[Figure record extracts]
______

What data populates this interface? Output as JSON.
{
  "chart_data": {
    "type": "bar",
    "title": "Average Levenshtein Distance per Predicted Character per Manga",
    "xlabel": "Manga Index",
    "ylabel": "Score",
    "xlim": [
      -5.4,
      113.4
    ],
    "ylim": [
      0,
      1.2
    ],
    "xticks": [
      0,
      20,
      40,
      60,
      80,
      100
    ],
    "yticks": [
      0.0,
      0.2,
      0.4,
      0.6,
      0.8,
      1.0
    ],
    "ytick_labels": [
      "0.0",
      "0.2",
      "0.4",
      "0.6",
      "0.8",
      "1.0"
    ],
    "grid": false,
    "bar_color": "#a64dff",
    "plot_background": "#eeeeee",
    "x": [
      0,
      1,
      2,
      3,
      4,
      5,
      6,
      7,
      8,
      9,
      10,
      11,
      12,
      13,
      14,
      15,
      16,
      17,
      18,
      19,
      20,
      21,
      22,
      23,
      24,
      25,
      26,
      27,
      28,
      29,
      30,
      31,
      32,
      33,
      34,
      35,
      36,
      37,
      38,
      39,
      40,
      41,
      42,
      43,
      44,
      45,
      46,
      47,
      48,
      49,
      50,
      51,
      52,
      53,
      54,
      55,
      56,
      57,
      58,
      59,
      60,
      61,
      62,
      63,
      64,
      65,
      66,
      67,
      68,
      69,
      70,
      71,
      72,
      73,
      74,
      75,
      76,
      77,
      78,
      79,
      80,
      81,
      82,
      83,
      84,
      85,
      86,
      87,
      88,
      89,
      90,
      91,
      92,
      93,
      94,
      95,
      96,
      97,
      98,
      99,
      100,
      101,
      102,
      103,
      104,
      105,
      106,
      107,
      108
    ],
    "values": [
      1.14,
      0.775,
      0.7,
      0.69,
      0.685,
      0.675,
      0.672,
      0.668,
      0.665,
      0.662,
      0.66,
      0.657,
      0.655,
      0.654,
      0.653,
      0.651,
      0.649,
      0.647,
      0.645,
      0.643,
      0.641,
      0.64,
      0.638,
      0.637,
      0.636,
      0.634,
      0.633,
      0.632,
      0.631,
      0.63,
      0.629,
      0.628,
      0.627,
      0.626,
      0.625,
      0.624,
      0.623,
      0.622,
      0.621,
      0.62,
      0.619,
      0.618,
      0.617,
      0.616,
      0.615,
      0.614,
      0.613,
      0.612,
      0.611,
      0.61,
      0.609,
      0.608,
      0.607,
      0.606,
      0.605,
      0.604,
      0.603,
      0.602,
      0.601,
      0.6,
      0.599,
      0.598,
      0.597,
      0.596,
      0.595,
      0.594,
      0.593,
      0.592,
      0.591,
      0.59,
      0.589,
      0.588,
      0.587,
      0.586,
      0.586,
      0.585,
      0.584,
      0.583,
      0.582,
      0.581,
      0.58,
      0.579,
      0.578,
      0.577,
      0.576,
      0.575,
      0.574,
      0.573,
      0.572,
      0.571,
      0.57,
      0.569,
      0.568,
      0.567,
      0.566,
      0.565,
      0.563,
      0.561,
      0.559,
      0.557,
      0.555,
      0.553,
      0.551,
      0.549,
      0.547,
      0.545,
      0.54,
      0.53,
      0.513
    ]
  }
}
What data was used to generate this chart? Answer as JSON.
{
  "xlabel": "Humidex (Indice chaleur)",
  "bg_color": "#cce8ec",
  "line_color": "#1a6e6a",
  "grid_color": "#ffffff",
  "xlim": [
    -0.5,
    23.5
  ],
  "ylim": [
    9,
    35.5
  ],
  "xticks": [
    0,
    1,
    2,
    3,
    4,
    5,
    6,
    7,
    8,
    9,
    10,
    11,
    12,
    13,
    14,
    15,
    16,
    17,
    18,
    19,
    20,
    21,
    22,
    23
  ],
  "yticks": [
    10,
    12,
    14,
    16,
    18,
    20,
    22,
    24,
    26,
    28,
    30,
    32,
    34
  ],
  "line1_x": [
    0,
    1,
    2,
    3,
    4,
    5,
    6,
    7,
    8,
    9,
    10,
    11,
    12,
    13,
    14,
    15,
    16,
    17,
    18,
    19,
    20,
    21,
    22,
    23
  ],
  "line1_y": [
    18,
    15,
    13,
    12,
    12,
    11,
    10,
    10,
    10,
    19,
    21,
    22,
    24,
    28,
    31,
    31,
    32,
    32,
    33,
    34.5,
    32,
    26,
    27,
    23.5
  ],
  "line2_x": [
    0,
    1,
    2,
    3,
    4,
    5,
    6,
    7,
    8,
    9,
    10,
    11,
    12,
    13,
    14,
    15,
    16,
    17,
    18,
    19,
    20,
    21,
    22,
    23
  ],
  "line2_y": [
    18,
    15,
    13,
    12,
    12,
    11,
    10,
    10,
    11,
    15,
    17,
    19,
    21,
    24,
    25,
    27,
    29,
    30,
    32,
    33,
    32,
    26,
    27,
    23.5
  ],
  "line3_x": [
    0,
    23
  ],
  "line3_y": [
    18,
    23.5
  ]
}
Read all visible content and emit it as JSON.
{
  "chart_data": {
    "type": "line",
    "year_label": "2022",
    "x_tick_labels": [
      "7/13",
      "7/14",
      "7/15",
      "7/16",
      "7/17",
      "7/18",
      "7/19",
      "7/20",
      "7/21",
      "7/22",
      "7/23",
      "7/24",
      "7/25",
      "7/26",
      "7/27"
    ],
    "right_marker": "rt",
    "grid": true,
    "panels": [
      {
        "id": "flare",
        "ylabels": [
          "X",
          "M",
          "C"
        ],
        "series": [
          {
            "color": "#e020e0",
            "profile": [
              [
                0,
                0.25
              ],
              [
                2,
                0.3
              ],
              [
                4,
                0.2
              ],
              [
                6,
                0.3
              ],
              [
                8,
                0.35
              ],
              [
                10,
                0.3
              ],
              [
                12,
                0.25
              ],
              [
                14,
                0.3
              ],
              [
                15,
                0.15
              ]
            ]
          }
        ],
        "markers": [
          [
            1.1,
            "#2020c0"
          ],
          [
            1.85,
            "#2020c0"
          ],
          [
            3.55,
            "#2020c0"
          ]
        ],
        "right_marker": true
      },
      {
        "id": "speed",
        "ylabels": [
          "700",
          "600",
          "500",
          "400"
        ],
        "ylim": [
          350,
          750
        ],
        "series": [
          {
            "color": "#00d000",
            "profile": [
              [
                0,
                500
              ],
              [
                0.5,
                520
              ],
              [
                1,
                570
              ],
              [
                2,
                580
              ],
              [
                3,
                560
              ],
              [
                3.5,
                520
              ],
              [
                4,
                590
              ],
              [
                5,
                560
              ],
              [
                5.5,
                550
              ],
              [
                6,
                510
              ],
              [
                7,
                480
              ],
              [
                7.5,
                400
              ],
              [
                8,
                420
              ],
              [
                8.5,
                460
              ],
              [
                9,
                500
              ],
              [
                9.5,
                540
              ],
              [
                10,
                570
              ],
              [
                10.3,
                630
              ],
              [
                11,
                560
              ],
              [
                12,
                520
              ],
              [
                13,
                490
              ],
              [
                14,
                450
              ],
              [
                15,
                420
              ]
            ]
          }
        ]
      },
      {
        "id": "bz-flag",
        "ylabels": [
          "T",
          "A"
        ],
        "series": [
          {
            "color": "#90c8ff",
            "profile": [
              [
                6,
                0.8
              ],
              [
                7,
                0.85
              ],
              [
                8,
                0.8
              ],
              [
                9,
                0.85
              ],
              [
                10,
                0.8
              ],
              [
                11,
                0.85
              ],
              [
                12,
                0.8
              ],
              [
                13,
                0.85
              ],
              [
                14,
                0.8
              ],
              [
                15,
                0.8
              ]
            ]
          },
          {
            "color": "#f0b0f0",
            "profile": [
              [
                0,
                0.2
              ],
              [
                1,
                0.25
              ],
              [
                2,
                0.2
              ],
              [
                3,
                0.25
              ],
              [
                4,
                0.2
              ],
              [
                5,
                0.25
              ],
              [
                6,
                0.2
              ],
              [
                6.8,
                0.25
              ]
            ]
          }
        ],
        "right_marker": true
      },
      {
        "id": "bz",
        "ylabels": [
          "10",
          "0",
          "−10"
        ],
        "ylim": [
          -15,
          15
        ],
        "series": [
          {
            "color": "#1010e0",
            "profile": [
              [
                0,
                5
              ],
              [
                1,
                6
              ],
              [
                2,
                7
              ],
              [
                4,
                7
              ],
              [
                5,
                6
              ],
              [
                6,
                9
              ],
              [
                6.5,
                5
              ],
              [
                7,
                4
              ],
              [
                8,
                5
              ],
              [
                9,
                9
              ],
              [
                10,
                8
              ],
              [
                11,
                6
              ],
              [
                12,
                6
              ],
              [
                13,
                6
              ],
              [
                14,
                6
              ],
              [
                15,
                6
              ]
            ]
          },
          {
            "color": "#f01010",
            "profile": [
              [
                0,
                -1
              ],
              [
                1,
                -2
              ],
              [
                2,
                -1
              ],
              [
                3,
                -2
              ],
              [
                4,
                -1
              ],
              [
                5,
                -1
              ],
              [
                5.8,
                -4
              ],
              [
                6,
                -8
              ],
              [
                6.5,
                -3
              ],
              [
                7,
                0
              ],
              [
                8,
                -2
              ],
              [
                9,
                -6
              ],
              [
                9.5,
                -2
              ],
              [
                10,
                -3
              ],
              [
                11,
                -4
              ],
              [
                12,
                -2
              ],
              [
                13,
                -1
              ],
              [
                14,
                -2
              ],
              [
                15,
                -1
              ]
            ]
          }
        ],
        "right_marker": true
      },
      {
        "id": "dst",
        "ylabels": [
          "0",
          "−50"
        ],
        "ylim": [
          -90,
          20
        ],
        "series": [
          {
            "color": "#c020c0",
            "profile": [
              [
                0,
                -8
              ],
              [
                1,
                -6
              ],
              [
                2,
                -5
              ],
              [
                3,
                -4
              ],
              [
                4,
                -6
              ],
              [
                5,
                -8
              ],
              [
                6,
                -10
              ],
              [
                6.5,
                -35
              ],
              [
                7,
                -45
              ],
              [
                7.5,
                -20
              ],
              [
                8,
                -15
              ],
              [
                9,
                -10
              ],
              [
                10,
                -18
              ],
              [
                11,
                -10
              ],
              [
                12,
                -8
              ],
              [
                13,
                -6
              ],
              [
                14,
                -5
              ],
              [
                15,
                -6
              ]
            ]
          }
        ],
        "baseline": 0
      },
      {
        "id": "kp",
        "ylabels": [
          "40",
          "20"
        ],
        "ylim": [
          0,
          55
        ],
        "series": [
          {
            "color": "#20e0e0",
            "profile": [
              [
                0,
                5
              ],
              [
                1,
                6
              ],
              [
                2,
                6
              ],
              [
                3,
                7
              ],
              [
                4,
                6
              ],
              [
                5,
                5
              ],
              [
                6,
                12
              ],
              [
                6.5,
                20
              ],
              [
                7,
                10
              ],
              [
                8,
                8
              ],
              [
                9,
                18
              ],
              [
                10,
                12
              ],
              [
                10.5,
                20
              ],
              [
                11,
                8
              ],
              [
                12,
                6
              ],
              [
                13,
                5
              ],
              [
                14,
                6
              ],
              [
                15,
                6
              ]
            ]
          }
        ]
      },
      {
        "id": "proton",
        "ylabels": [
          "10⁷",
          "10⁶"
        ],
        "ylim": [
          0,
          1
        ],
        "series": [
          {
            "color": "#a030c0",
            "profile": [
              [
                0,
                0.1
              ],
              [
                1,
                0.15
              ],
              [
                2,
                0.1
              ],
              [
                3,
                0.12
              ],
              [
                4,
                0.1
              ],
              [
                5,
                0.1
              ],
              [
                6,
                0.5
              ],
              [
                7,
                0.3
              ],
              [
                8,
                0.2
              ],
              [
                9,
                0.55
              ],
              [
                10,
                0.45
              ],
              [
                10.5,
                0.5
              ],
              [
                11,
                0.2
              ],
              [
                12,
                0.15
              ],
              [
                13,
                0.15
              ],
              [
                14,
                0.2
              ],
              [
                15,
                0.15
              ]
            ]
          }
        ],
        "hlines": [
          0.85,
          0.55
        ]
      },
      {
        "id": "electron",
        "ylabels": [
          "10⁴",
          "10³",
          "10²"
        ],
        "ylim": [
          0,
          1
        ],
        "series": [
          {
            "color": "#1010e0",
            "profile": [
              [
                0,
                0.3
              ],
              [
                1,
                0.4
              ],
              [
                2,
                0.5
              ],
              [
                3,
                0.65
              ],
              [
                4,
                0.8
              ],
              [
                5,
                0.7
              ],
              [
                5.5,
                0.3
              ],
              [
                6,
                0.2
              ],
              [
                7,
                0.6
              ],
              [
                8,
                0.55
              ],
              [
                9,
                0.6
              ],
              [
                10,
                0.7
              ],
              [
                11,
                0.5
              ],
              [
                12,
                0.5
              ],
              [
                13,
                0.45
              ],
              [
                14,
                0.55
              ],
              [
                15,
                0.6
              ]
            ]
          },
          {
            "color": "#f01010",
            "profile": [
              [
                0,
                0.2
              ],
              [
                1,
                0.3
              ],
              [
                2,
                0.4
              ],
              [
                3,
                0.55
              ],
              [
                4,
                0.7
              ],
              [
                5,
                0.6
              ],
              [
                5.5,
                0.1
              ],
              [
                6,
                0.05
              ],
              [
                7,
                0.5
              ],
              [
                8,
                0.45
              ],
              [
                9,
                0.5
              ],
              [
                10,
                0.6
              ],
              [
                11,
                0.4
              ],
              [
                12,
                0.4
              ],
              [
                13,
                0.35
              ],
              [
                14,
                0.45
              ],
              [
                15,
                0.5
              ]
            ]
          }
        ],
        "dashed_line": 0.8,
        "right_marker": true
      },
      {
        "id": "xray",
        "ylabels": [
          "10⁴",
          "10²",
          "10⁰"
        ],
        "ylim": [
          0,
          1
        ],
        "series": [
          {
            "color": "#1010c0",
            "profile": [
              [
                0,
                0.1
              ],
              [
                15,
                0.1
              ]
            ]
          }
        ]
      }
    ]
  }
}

______

Each line in the data that holds the string "Manga" should be found and copied.

* CORRECT ANSWER:
    "title": "Average Levenshtein Distance per Predicted Character per Manga",
    "xlabel": "Manga Index",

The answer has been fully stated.